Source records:
━━━━
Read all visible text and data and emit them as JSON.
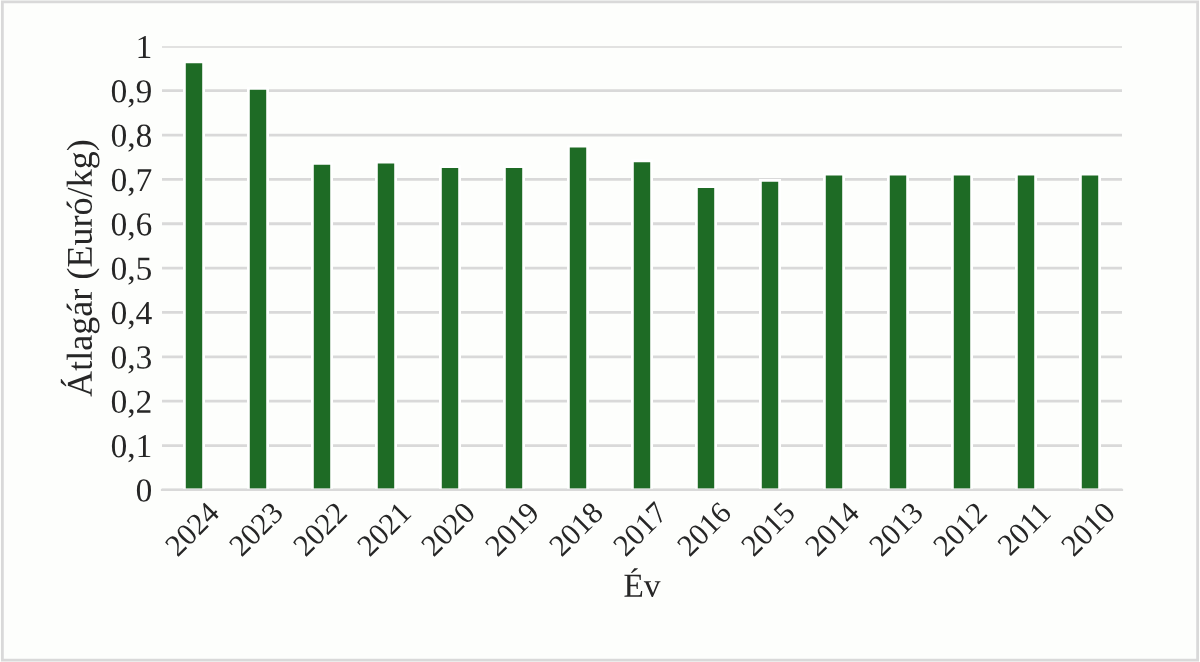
{
  "chart_data": {
    "type": "bar",
    "xlabel": "Év",
    "ylabel": "Átlagár (Euró/kg)",
    "categories": [
      "2024",
      "2023",
      "2022",
      "2021",
      "2020",
      "2019",
      "2018",
      "2017",
      "2016",
      "2015",
      "2014",
      "2013",
      "2012",
      "2011",
      "2010"
    ],
    "values": [
      0.965,
      0.905,
      0.736,
      0.739,
      0.729,
      0.729,
      0.775,
      0.742,
      0.684,
      0.698,
      0.712,
      0.712,
      0.712,
      0.712,
      0.712
    ],
    "color": "#1e6b25",
    "ylim": [
      0,
      1
    ],
    "yticks": [
      {
        "value": 0,
        "label": "0"
      },
      {
        "value": 0.1,
        "label": "0,1"
      },
      {
        "value": 0.2,
        "label": "0,2"
      },
      {
        "value": 0.3,
        "label": "0,3"
      },
      {
        "value": 0.4,
        "label": "0,4"
      },
      {
        "value": 0.5,
        "label": "0,5"
      },
      {
        "value": 0.6,
        "label": "0,6"
      },
      {
        "value": 0.7,
        "label": "0,7"
      },
      {
        "value": 0.8,
        "label": "0,8"
      },
      {
        "value": 0.9,
        "label": "0,9"
      },
      {
        "value": 1,
        "label": "1"
      }
    ],
    "grid": "y",
    "legend": false
  }
}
━━━━
## Aim of the exercise:
Write out again every line above exactly as given; the pictures do not belong in the copy.

## Solution below:
Read all visible text and data and emit them as JSON.
{
  "chart_data": {
    "type": "bar",
    "xlabel": "Év",
    "ylabel": "Átlagár (Euró/kg)",
    "categories": [
      "2024",
      "2023",
      "2022",
      "2021",
      "2020",
      "2019",
      "2018",
      "2017",
      "2016",
      "2015",
      "2014",
      "2013",
      "2012",
      "2011",
      "2010"
    ],
    "values": [
      0.965,
      0.905,
      0.736,
      0.739,
      0.729,
      0.729,
      0.775,
      0.742,
      0.684,
      0.698,
      0.712,
      0.712,
      0.712,
      0.712,
      0.712
    ],
    "color": "#1e6b25",
    "ylim": [
      0,
      1
    ],
    "yticks": [
      {
        "value": 0,
        "label": "0"
      },
      {
        "value": 0.1,
        "label": "0,1"
      },
      {
        "value": 0.2,
        "label": "0,2"
      },
      {
        "value": 0.3,
        "label": "0,3"
      },
      {
        "value": 0.4,
        "label": "0,4"
      },
      {
        "value": 0.5,
        "label": "0,5"
      },
      {
        "value": 0.6,
        "label": "0,6"
      },
      {
        "value": 0.7,
        "label": "0,7"
      },
      {
        "value": 0.8,
        "label": "0,8"
      },
      {
        "value": 0.9,
        "label": "0,9"
      },
      {
        "value": 1,
        "label": "1"
      }
    ],
    "grid": "y",
    "legend": false
  }
}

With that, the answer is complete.